+++ PROVIDED RECORDS +++

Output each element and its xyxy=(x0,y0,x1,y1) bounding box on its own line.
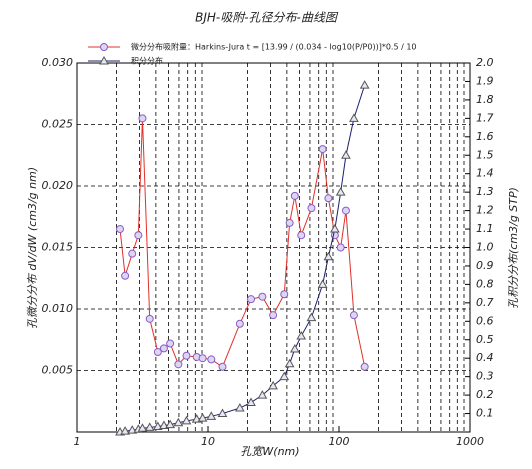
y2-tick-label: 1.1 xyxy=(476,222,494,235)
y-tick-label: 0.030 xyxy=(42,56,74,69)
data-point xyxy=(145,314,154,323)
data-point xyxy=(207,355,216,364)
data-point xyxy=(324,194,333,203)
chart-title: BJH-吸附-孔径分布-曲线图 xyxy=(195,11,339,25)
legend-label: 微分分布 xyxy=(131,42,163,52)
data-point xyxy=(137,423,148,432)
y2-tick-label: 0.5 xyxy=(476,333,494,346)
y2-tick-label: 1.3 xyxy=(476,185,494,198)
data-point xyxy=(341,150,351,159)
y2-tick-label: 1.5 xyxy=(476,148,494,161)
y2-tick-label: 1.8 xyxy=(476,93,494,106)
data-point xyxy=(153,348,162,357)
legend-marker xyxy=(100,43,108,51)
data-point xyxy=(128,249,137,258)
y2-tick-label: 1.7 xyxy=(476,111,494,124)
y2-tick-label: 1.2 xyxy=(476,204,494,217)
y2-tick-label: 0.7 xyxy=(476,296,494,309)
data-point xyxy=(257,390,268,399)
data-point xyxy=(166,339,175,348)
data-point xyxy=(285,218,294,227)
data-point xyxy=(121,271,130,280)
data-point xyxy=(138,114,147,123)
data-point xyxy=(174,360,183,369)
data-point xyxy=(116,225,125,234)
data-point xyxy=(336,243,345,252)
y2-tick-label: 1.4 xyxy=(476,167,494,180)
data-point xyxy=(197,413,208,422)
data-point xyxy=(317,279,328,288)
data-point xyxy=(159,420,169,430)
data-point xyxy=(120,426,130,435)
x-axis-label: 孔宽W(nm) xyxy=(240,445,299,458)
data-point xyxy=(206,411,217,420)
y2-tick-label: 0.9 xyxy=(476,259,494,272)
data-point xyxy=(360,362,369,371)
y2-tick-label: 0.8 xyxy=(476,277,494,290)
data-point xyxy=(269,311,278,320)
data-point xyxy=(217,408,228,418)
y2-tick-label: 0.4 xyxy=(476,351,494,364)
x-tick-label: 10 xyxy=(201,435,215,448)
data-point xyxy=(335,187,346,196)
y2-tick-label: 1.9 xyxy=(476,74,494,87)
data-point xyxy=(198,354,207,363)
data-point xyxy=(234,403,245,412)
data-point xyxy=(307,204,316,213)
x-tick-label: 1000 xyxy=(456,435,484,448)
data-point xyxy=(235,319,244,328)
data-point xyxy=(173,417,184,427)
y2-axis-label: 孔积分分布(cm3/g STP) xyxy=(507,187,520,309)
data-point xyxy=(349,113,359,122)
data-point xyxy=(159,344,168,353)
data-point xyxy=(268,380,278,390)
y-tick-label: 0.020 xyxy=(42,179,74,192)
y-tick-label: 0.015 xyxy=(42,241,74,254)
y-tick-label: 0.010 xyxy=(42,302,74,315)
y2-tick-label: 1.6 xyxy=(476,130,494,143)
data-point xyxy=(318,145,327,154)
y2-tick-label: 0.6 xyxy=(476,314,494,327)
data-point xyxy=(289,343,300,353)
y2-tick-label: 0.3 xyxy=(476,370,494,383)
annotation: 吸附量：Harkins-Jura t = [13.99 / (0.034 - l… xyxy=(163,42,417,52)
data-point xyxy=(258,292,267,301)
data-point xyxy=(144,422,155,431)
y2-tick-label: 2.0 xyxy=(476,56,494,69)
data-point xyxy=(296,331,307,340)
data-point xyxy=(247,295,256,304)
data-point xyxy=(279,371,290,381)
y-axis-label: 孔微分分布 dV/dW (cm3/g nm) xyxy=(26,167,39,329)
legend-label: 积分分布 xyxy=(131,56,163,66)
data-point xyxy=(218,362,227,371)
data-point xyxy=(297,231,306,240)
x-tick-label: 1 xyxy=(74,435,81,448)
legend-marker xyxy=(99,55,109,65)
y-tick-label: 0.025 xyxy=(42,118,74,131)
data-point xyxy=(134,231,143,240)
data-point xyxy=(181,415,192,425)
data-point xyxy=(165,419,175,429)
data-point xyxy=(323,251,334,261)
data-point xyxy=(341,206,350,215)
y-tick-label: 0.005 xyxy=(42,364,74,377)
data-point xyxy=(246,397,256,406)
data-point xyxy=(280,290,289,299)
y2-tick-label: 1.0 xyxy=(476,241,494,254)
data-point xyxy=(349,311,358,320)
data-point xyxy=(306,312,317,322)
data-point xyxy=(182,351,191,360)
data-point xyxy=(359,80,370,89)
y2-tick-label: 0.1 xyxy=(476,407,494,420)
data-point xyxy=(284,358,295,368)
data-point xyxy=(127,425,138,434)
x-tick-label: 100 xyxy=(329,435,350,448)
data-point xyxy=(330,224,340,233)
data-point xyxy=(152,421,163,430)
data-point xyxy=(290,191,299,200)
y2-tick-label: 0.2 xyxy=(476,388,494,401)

+++

TASK ▸ Can you copy out every row above word for word, leaving out the picture line?

OUTPUT ▸
Output each element and its xyxy=(x0,y0,x1,y1) bounding box on its own line.
y2-tick-label: 1.1 xyxy=(476,222,494,235)
y-tick-label: 0.030 xyxy=(42,56,74,69)
data-point xyxy=(145,314,154,323)
data-point xyxy=(207,355,216,364)
data-point xyxy=(324,194,333,203)
chart-title: BJH-吸附-孔径分布-曲线图 xyxy=(195,11,339,25)
legend-label: 微分分布 xyxy=(131,42,163,52)
data-point xyxy=(137,423,148,432)
y2-tick-label: 0.5 xyxy=(476,333,494,346)
y2-tick-label: 1.3 xyxy=(476,185,494,198)
data-point xyxy=(341,150,351,159)
y2-tick-label: 1.5 xyxy=(476,148,494,161)
y2-tick-label: 1.8 xyxy=(476,93,494,106)
data-point xyxy=(153,348,162,357)
legend-marker xyxy=(100,43,108,51)
data-point xyxy=(128,249,137,258)
y2-tick-label: 1.7 xyxy=(476,111,494,124)
y2-tick-label: 1.2 xyxy=(476,204,494,217)
y2-tick-label: 0.7 xyxy=(476,296,494,309)
data-point xyxy=(257,390,268,399)
data-point xyxy=(166,339,175,348)
data-point xyxy=(285,218,294,227)
data-point xyxy=(121,271,130,280)
data-point xyxy=(138,114,147,123)
data-point xyxy=(174,360,183,369)
data-point xyxy=(116,225,125,234)
data-point xyxy=(336,243,345,252)
y2-tick-label: 1.4 xyxy=(476,167,494,180)
data-point xyxy=(197,413,208,422)
data-point xyxy=(317,279,328,288)
data-point xyxy=(159,420,169,430)
data-point xyxy=(120,426,130,435)
x-axis-label: 孔宽W(nm) xyxy=(240,445,299,458)
data-point xyxy=(206,411,217,420)
y2-tick-label: 0.9 xyxy=(476,259,494,272)
data-point xyxy=(360,362,369,371)
y2-tick-label: 0.8 xyxy=(476,277,494,290)
data-point xyxy=(269,311,278,320)
data-point xyxy=(217,408,228,418)
y2-tick-label: 0.4 xyxy=(476,351,494,364)
x-tick-label: 10 xyxy=(201,435,215,448)
data-point xyxy=(335,187,346,196)
y2-tick-label: 1.9 xyxy=(476,74,494,87)
data-point xyxy=(198,354,207,363)
data-point xyxy=(234,403,245,412)
data-point xyxy=(307,204,316,213)
x-tick-label: 1000 xyxy=(456,435,484,448)
data-point xyxy=(235,319,244,328)
data-point xyxy=(173,417,184,427)
y2-axis-label: 孔积分分布(cm3/g STP) xyxy=(507,187,520,309)
data-point xyxy=(349,113,359,122)
data-point xyxy=(159,344,168,353)
data-point xyxy=(268,380,278,390)
y-tick-label: 0.020 xyxy=(42,179,74,192)
y-tick-label: 0.015 xyxy=(42,241,74,254)
y-tick-label: 0.010 xyxy=(42,302,74,315)
y2-tick-label: 1.6 xyxy=(476,130,494,143)
data-point xyxy=(318,145,327,154)
y2-tick-label: 0.6 xyxy=(476,314,494,327)
data-point xyxy=(289,343,300,353)
y2-tick-label: 0.3 xyxy=(476,370,494,383)
annotation: 吸附量：Harkins-Jura t = [13.99 / (0.034 - l… xyxy=(163,42,417,52)
data-point xyxy=(258,292,267,301)
data-point xyxy=(144,422,155,431)
y2-tick-label: 2.0 xyxy=(476,56,494,69)
data-point xyxy=(296,331,307,340)
data-point xyxy=(247,295,256,304)
data-point xyxy=(279,371,290,381)
y-axis-label: 孔微分分布 dV/dW (cm3/g nm) xyxy=(26,167,39,329)
legend-label: 积分分布 xyxy=(131,56,163,66)
data-point xyxy=(218,362,227,371)
data-point xyxy=(297,231,306,240)
x-tick-label: 1 xyxy=(74,435,81,448)
legend-marker xyxy=(99,55,109,65)
y-tick-label: 0.025 xyxy=(42,118,74,131)
data-point xyxy=(134,231,143,240)
data-point xyxy=(181,415,192,425)
data-point xyxy=(165,419,175,429)
data-point xyxy=(323,251,334,261)
data-point xyxy=(341,206,350,215)
y-tick-label: 0.005 xyxy=(42,364,74,377)
data-point xyxy=(246,397,256,406)
data-point xyxy=(280,290,289,299)
y2-tick-label: 1.0 xyxy=(476,241,494,254)
data-point xyxy=(349,311,358,320)
data-point xyxy=(306,312,317,322)
data-point xyxy=(182,351,191,360)
data-point xyxy=(359,80,370,89)
y2-tick-label: 0.1 xyxy=(476,407,494,420)
data-point xyxy=(284,358,295,368)
data-point xyxy=(127,425,138,434)
x-tick-label: 100 xyxy=(329,435,350,448)
data-point xyxy=(330,224,340,233)
data-point xyxy=(152,421,163,430)
data-point xyxy=(290,191,299,200)
y2-tick-label: 0.2 xyxy=(476,388,494,401)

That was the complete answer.